# [Task brief]
Each entry below is to be duplicated verbatim.

(Records)
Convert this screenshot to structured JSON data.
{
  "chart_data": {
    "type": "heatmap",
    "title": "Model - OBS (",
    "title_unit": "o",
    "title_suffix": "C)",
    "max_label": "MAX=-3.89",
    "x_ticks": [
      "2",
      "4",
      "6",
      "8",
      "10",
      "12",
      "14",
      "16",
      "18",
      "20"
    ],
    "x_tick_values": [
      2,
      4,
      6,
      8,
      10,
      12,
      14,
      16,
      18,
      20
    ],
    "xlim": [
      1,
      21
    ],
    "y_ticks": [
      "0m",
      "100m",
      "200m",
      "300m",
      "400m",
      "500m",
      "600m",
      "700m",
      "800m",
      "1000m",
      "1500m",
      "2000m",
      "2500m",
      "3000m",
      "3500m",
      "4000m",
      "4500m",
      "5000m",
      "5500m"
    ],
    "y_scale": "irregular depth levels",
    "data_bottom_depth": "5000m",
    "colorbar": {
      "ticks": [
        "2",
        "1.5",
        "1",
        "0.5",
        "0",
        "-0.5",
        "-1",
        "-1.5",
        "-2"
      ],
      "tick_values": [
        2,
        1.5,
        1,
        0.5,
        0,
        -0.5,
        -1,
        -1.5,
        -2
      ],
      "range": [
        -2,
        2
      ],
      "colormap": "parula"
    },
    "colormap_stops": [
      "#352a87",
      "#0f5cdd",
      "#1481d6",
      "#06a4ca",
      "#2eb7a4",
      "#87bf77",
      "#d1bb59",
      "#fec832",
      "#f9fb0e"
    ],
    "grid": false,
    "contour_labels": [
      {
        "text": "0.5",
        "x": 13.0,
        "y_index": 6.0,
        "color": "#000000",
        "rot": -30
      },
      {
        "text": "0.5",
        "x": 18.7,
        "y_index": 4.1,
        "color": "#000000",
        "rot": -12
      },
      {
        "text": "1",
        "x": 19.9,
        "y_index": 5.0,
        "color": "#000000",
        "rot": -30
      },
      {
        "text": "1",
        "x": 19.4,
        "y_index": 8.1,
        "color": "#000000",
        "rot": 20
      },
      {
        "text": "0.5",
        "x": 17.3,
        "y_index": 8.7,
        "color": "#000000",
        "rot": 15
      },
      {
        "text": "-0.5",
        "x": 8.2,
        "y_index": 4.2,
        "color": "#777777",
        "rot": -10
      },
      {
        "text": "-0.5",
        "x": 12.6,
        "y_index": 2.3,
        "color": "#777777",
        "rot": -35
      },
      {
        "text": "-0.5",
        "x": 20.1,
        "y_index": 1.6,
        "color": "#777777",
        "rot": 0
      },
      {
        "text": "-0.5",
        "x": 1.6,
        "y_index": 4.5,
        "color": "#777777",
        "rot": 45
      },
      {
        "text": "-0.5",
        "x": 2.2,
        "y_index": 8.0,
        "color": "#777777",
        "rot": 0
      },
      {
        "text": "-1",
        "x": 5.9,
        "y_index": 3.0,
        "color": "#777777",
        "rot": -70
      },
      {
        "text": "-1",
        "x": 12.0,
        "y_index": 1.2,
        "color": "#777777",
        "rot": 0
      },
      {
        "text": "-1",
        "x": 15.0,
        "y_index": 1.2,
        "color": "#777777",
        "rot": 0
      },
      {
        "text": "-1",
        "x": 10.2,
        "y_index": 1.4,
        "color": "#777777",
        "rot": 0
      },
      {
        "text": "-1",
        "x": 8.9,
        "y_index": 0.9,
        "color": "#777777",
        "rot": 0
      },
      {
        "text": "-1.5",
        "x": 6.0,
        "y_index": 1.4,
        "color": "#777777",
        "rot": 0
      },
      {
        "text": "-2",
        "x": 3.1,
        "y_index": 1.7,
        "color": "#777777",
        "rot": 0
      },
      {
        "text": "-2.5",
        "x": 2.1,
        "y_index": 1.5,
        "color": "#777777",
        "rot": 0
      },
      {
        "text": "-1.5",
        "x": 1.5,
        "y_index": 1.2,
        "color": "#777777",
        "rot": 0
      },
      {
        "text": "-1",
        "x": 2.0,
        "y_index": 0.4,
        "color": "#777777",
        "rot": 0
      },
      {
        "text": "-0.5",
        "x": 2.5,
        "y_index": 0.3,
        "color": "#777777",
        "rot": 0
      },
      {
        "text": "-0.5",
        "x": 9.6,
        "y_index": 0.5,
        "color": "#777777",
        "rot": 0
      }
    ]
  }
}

# [Output of the task]
Convert this screenshot to structured JSON data.
{
  "chart_data": {
    "type": "heatmap",
    "title": "Model - OBS (",
    "title_unit": "o",
    "title_suffix": "C)",
    "max_label": "MAX=-3.89",
    "x_ticks": [
      "2",
      "4",
      "6",
      "8",
      "10",
      "12",
      "14",
      "16",
      "18",
      "20"
    ],
    "x_tick_values": [
      2,
      4,
      6,
      8,
      10,
      12,
      14,
      16,
      18,
      20
    ],
    "xlim": [
      1,
      21
    ],
    "y_ticks": [
      "0m",
      "100m",
      "200m",
      "300m",
      "400m",
      "500m",
      "600m",
      "700m",
      "800m",
      "1000m",
      "1500m",
      "2000m",
      "2500m",
      "3000m",
      "3500m",
      "4000m",
      "4500m",
      "5000m",
      "5500m"
    ],
    "y_scale": "irregular depth levels",
    "data_bottom_depth": "5000m",
    "colorbar": {
      "ticks": [
        "2",
        "1.5",
        "1",
        "0.5",
        "0",
        "-0.5",
        "-1",
        "-1.5",
        "-2"
      ],
      "tick_values": [
        2,
        1.5,
        1,
        0.5,
        0,
        -0.5,
        -1,
        -1.5,
        -2
      ],
      "range": [
        -2,
        2
      ],
      "colormap": "parula"
    },
    "colormap_stops": [
      "#352a87",
      "#0f5cdd",
      "#1481d6",
      "#06a4ca",
      "#2eb7a4",
      "#87bf77",
      "#d1bb59",
      "#fec832",
      "#f9fb0e"
    ],
    "grid": false,
    "contour_labels": [
      {
        "text": "0.5",
        "x": 13.0,
        "y_index": 6.0,
        "color": "#000000",
        "rot": -30
      },
      {
        "text": "0.5",
        "x": 18.7,
        "y_index": 4.1,
        "color": "#000000",
        "rot": -12
      },
      {
        "text": "1",
        "x": 19.9,
        "y_index": 5.0,
        "color": "#000000",
        "rot": -30
      },
      {
        "text": "1",
        "x": 19.4,
        "y_index": 8.1,
        "color": "#000000",
        "rot": 20
      },
      {
        "text": "0.5",
        "x": 17.3,
        "y_index": 8.7,
        "color": "#000000",
        "rot": 15
      },
      {
        "text": "-0.5",
        "x": 8.2,
        "y_index": 4.2,
        "color": "#777777",
        "rot": -10
      },
      {
        "text": "-0.5",
        "x": 12.6,
        "y_index": 2.3,
        "color": "#777777",
        "rot": -35
      },
      {
        "text": "-0.5",
        "x": 20.1,
        "y_index": 1.6,
        "color": "#777777",
        "rot": 0
      },
      {
        "text": "-0.5",
        "x": 1.6,
        "y_index": 4.5,
        "color": "#777777",
        "rot": 45
      },
      {
        "text": "-0.5",
        "x": 2.2,
        "y_index": 8.0,
        "color": "#777777",
        "rot": 0
      },
      {
        "text": "-1",
        "x": 5.9,
        "y_index": 3.0,
        "color": "#777777",
        "rot": -70
      },
      {
        "text": "-1",
        "x": 12.0,
        "y_index": 1.2,
        "color": "#777777",
        "rot": 0
      },
      {
        "text": "-1",
        "x": 15.0,
        "y_index": 1.2,
        "color": "#777777",
        "rot": 0
      },
      {
        "text": "-1",
        "x": 10.2,
        "y_index": 1.4,
        "color": "#777777",
        "rot": 0
      },
      {
        "text": "-1",
        "x": 8.9,
        "y_index": 0.9,
        "color": "#777777",
        "rot": 0
      },
      {
        "text": "-1.5",
        "x": 6.0,
        "y_index": 1.4,
        "color": "#777777",
        "rot": 0
      },
      {
        "text": "-2",
        "x": 3.1,
        "y_index": 1.7,
        "color": "#777777",
        "rot": 0
      },
      {
        "text": "-2.5",
        "x": 2.1,
        "y_index": 1.5,
        "color": "#777777",
        "rot": 0
      },
      {
        "text": "-1.5",
        "x": 1.5,
        "y_index": 1.2,
        "color": "#777777",
        "rot": 0
      },
      {
        "text": "-1",
        "x": 2.0,
        "y_index": 0.4,
        "color": "#777777",
        "rot": 0
      },
      {
        "text": "-0.5",
        "x": 2.5,
        "y_index": 0.3,
        "color": "#777777",
        "rot": 0
      },
      {
        "text": "-0.5",
        "x": 9.6,
        "y_index": 0.5,
        "color": "#777777",
        "rot": 0
      }
    ]
  }
}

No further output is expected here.